#### Problem to work on:
Each line below that contains "drei" counts once; report the total and nothing more.

#### Material for this task:
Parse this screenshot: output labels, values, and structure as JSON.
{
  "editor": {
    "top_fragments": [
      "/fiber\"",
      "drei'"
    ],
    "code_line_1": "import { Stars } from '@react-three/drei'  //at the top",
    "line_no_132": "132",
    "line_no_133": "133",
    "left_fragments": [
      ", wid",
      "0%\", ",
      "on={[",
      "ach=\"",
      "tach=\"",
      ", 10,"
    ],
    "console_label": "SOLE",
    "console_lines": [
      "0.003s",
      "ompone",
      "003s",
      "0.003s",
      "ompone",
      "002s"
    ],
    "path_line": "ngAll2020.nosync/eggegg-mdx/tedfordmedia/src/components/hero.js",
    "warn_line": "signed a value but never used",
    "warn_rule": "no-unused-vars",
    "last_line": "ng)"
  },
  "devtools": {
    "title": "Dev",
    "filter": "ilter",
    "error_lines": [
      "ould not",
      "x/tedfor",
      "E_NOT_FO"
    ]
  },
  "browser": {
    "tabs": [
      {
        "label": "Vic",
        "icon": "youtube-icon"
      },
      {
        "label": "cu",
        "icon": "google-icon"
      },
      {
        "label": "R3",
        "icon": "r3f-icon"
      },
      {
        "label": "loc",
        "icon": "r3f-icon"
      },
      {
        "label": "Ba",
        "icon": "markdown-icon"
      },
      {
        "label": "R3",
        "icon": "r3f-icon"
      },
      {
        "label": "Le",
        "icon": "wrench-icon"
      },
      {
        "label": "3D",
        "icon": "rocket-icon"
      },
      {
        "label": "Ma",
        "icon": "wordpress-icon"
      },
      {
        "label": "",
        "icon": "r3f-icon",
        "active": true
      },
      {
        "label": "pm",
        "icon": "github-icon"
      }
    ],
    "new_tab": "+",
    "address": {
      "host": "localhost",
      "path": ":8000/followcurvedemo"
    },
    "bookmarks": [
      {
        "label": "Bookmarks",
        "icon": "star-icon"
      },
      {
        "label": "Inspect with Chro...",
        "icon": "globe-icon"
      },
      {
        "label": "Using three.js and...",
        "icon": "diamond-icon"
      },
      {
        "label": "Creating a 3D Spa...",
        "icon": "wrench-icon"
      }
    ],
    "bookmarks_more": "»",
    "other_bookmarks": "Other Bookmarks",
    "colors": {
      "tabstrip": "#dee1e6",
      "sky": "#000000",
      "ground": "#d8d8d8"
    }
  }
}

#### Answer:
2